** start **

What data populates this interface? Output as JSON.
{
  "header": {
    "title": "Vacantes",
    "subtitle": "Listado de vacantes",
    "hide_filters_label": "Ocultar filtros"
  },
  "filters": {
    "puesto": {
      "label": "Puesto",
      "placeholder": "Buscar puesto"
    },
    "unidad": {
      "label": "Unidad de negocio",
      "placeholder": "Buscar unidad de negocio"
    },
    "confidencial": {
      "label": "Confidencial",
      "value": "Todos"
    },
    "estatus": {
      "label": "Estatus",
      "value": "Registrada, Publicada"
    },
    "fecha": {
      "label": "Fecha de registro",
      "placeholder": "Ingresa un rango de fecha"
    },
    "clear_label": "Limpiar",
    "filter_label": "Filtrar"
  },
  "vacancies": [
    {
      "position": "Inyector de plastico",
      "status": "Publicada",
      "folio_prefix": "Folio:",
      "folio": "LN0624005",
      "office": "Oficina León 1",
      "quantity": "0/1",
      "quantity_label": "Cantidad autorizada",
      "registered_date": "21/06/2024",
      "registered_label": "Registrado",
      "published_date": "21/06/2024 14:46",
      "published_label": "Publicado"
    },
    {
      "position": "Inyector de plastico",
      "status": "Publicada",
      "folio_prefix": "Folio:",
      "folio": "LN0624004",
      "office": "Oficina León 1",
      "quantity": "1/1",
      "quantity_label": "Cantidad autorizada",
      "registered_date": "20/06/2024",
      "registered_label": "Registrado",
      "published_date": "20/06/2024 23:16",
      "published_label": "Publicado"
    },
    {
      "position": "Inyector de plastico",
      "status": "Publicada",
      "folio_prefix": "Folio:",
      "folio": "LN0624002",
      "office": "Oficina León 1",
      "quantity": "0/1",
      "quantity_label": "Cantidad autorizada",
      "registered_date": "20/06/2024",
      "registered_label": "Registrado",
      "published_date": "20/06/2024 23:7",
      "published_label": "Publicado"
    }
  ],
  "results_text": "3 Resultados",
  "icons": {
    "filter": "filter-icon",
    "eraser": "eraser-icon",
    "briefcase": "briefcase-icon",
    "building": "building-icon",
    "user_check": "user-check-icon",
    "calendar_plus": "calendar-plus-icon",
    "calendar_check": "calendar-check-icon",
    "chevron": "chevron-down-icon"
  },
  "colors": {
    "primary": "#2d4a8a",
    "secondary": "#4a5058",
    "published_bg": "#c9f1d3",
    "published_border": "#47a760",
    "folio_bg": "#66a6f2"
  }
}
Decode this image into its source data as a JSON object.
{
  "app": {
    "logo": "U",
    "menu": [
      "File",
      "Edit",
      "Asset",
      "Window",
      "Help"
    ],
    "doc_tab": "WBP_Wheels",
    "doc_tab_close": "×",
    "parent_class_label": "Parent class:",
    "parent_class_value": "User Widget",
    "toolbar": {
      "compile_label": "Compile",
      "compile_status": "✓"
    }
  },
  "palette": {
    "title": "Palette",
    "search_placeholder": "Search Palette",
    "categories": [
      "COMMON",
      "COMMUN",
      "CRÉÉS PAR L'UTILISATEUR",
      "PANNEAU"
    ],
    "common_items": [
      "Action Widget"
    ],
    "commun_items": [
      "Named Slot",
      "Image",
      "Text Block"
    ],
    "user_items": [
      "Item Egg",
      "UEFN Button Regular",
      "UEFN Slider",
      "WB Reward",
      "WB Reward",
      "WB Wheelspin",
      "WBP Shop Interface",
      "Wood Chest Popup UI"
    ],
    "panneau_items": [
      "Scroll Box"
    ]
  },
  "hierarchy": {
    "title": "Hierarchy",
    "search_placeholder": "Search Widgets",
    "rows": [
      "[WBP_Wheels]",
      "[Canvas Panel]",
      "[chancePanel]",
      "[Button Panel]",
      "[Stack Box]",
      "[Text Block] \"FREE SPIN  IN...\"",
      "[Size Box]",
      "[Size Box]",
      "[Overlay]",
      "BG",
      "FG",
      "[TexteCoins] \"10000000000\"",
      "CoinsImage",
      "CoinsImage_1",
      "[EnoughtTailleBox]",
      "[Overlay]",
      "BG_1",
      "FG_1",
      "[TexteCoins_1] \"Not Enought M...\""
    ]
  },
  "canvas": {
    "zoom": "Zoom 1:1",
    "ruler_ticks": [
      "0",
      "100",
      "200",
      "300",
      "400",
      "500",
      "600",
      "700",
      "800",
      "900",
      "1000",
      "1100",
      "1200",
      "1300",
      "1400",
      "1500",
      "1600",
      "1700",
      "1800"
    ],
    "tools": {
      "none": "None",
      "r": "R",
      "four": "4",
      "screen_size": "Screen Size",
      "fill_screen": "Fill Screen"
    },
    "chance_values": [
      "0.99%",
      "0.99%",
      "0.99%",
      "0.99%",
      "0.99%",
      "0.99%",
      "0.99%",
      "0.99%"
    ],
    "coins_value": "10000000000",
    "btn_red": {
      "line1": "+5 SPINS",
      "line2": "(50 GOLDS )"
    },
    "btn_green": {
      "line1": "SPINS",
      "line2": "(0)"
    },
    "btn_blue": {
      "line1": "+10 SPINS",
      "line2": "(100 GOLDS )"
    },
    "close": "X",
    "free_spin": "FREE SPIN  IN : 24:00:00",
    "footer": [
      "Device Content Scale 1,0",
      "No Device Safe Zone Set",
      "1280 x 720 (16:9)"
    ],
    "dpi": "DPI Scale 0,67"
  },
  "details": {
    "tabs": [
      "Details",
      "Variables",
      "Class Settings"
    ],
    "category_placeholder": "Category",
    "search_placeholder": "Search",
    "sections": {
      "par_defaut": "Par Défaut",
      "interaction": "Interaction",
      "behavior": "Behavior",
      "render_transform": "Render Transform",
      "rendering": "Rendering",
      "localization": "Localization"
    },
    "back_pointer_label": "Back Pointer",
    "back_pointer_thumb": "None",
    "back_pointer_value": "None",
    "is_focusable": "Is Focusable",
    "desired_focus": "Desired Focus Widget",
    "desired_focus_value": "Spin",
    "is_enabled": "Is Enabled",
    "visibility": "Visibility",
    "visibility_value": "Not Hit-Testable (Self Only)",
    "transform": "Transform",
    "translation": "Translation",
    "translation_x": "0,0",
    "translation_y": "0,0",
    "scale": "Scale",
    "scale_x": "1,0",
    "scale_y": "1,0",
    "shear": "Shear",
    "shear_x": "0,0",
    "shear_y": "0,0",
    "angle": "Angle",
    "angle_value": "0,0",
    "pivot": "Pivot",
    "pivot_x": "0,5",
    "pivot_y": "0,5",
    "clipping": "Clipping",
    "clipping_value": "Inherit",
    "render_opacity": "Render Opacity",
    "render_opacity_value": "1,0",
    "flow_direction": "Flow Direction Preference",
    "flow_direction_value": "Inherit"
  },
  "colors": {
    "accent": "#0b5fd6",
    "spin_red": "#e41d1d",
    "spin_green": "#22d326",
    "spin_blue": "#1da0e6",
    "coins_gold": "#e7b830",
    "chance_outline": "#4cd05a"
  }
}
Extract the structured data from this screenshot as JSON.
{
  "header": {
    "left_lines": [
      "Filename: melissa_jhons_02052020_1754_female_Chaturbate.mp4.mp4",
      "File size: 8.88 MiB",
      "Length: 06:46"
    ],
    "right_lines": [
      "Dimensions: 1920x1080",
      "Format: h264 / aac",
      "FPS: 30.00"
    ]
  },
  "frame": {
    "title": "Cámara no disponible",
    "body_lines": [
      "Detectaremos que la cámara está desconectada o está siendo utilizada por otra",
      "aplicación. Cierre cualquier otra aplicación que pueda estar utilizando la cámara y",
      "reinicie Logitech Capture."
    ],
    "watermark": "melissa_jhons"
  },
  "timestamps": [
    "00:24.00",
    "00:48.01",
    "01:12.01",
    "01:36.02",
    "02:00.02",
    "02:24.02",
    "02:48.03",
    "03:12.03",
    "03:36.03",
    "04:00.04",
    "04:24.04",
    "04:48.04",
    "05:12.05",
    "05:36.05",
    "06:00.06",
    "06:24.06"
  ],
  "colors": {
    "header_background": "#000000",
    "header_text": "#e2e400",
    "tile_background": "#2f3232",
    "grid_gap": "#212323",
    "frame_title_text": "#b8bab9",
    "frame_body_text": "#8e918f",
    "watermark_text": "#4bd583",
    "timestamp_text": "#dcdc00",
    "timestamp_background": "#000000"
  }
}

** end **

— To be done —
Give again the lines from the line holding "Extract the structured" through the close of the listing, both included, exactly as written and with nothing else.

— Solution —
Extract the structured data from this screenshot as JSON.
{
  "header": {
    "left_lines": [
      "Filename: melissa_jhons_02052020_1754_female_Chaturbate.mp4.mp4",
      "File size: 8.88 MiB",
      "Length: 06:46"
    ],
    "right_lines": [
      "Dimensions: 1920x1080",
      "Format: h264 / aac",
      "FPS: 30.00"
    ]
  },
  "frame": {
    "title": "Cámara no disponible",
    "body_lines": [
      "Detectaremos que la cámara está desconectada o está siendo utilizada por otra",
      "aplicación. Cierre cualquier otra aplicación que pueda estar utilizando la cámara y",
      "reinicie Logitech Capture."
    ],
    "watermark": "melissa_jhons"
  },
  "timestamps": [
    "00:24.00",
    "00:48.01",
    "01:12.01",
    "01:36.02",
    "02:00.02",
    "02:24.02",
    "02:48.03",
    "03:12.03",
    "03:36.03",
    "04:00.04",
    "04:24.04",
    "04:48.04",
    "05:12.05",
    "05:36.05",
    "06:00.06",
    "06:24.06"
  ],
  "colors": {
    "header_background": "#000000",
    "header_text": "#e2e400",
    "tile_background": "#2f3232",
    "grid_gap": "#212323",
    "frame_title_text": "#b8bab9",
    "frame_body_text": "#8e918f",
    "watermark_text": "#4bd583",
    "timestamp_text": "#dcdc00",
    "timestamp_background": "#000000"
  }
}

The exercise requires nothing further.